▶ **Task description**: Each line below should be quoted exactly, please.

— start Records supplied —

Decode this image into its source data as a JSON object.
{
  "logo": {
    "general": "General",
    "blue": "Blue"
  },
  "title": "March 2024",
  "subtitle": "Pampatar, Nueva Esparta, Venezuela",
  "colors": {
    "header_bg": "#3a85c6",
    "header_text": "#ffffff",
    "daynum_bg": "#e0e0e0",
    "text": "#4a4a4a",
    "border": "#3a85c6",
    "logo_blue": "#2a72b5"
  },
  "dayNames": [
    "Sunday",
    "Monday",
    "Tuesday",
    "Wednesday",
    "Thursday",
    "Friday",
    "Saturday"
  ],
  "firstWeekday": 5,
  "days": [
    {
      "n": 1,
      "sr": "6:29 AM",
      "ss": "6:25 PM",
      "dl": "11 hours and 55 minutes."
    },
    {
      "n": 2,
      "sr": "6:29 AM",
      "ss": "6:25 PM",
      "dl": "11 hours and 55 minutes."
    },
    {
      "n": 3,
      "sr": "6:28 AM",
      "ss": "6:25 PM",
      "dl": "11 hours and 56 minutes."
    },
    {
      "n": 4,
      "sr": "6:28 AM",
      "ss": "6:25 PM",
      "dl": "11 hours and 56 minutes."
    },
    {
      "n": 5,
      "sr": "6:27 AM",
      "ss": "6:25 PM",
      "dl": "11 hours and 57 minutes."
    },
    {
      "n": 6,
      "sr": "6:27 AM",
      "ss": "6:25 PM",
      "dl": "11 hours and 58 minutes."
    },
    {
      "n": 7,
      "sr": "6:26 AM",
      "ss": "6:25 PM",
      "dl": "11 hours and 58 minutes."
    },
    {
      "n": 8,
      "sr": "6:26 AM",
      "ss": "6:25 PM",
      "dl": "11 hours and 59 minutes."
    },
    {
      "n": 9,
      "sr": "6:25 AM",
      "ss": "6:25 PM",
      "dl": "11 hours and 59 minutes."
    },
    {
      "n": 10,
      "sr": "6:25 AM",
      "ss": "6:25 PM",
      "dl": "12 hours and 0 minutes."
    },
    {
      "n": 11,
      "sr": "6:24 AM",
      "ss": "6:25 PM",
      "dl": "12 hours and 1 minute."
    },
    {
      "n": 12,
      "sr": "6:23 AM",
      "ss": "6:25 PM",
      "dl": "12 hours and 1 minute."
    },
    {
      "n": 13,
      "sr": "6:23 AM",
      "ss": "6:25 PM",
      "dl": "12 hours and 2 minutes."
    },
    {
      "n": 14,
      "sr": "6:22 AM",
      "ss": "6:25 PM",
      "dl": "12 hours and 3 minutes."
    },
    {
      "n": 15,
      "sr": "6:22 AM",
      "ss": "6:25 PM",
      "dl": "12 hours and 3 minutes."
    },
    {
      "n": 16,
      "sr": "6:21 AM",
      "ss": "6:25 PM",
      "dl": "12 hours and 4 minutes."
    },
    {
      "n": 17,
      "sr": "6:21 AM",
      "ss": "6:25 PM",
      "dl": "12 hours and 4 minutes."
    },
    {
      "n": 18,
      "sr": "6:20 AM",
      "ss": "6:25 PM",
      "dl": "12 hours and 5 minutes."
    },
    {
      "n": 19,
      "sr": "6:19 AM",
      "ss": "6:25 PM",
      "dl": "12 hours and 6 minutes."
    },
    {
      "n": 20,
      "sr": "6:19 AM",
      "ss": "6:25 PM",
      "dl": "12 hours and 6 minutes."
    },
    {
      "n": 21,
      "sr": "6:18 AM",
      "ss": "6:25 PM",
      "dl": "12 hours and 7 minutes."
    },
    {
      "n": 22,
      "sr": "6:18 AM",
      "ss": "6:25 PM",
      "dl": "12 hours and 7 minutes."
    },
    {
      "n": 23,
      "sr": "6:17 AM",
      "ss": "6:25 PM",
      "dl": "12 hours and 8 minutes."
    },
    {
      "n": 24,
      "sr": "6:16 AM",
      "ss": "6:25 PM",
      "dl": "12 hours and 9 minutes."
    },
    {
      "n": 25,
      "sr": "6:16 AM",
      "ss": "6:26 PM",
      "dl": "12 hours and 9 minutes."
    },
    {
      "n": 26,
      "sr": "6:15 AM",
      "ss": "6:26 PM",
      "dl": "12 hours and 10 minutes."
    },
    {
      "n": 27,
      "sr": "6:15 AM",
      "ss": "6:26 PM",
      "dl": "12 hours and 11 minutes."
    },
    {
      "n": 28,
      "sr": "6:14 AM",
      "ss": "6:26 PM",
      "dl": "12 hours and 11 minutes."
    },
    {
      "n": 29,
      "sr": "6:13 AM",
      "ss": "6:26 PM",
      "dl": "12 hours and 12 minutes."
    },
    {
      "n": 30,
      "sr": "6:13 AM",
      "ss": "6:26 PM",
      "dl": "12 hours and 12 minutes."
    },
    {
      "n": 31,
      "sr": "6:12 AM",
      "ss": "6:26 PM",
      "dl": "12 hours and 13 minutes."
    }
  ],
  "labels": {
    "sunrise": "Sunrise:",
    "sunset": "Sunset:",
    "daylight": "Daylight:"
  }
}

— end Records supplied —

▶ **The completed task**:
Decode this image into its source data as a JSON object.
{
  "logo": {
    "general": "General",
    "blue": "Blue"
  },
  "title": "March 2024",
  "subtitle": "Pampatar, Nueva Esparta, Venezuela",
  "colors": {
    "header_bg": "#3a85c6",
    "header_text": "#ffffff",
    "daynum_bg": "#e0e0e0",
    "text": "#4a4a4a",
    "border": "#3a85c6",
    "logo_blue": "#2a72b5"
  },
  "dayNames": [
    "Sunday",
    "Monday",
    "Tuesday",
    "Wednesday",
    "Thursday",
    "Friday",
    "Saturday"
  ],
  "firstWeekday": 5,
  "days": [
    {
      "n": 1,
      "sr": "6:29 AM",
      "ss": "6:25 PM",
      "dl": "11 hours and 55 minutes."
    },
    {
      "n": 2,
      "sr": "6:29 AM",
      "ss": "6:25 PM",
      "dl": "11 hours and 55 minutes."
    },
    {
      "n": 3,
      "sr": "6:28 AM",
      "ss": "6:25 PM",
      "dl": "11 hours and 56 minutes."
    },
    {
      "n": 4,
      "sr": "6:28 AM",
      "ss": "6:25 PM",
      "dl": "11 hours and 56 minutes."
    },
    {
      "n": 5,
      "sr": "6:27 AM",
      "ss": "6:25 PM",
      "dl": "11 hours and 57 minutes."
    },
    {
      "n": 6,
      "sr": "6:27 AM",
      "ss": "6:25 PM",
      "dl": "11 hours and 58 minutes."
    },
    {
      "n": 7,
      "sr": "6:26 AM",
      "ss": "6:25 PM",
      "dl": "11 hours and 58 minutes."
    },
    {
      "n": 8,
      "sr": "6:26 AM",
      "ss": "6:25 PM",
      "dl": "11 hours and 59 minutes."
    },
    {
      "n": 9,
      "sr": "6:25 AM",
      "ss": "6:25 PM",
      "dl": "11 hours and 59 minutes."
    },
    {
      "n": 10,
      "sr": "6:25 AM",
      "ss": "6:25 PM",
      "dl": "12 hours and 0 minutes."
    },
    {
      "n": 11,
      "sr": "6:24 AM",
      "ss": "6:25 PM",
      "dl": "12 hours and 1 minute."
    },
    {
      "n": 12,
      "sr": "6:23 AM",
      "ss": "6:25 PM",
      "dl": "12 hours and 1 minute."
    },
    {
      "n": 13,
      "sr": "6:23 AM",
      "ss": "6:25 PM",
      "dl": "12 hours and 2 minutes."
    },
    {
      "n": 14,
      "sr": "6:22 AM",
      "ss": "6:25 PM",
      "dl": "12 hours and 3 minutes."
    },
    {
      "n": 15,
      "sr": "6:22 AM",
      "ss": "6:25 PM",
      "dl": "12 hours and 3 minutes."
    },
    {
      "n": 16,
      "sr": "6:21 AM",
      "ss": "6:25 PM",
      "dl": "12 hours and 4 minutes."
    },
    {
      "n": 17,
      "sr": "6:21 AM",
      "ss": "6:25 PM",
      "dl": "12 hours and 4 minutes."
    },
    {
      "n": 18,
      "sr": "6:20 AM",
      "ss": "6:25 PM",
      "dl": "12 hours and 5 minutes."
    },
    {
      "n": 19,
      "sr": "6:19 AM",
      "ss": "6:25 PM",
      "dl": "12 hours and 6 minutes."
    },
    {
      "n": 20,
      "sr": "6:19 AM",
      "ss": "6:25 PM",
      "dl": "12 hours and 6 minutes."
    },
    {
      "n": 21,
      "sr": "6:18 AM",
      "ss": "6:25 PM",
      "dl": "12 hours and 7 minutes."
    },
    {
      "n": 22,
      "sr": "6:18 AM",
      "ss": "6:25 PM",
      "dl": "12 hours and 7 minutes."
    },
    {
      "n": 23,
      "sr": "6:17 AM",
      "ss": "6:25 PM",
      "dl": "12 hours and 8 minutes."
    },
    {
      "n": 24,
      "sr": "6:16 AM",
      "ss": "6:25 PM",
      "dl": "12 hours and 9 minutes."
    },
    {
      "n": 25,
      "sr": "6:16 AM",
      "ss": "6:26 PM",
      "dl": "12 hours and 9 minutes."
    },
    {
      "n": 26,
      "sr": "6:15 AM",
      "ss": "6:26 PM",
      "dl": "12 hours and 10 minutes."
    },
    {
      "n": 27,
      "sr": "6:15 AM",
      "ss": "6:26 PM",
      "dl": "12 hours and 11 minutes."
    },
    {
      "n": 28,
      "sr": "6:14 AM",
      "ss": "6:26 PM",
      "dl": "12 hours and 11 minutes."
    },
    {
      "n": 29,
      "sr": "6:13 AM",
      "ss": "6:26 PM",
      "dl": "12 hours and 12 minutes."
    },
    {
      "n": 30,
      "sr": "6:13 AM",
      "ss": "6:26 PM",
      "dl": "12 hours and 12 minutes."
    },
    {
      "n": 31,
      "sr": "6:12 AM",
      "ss": "6:26 PM",
      "dl": "12 hours and 13 minutes."
    }
  ],
  "labels": {
    "sunrise": "Sunrise:",
    "sunset": "Sunset:",
    "daylight": "Daylight:"
  }
}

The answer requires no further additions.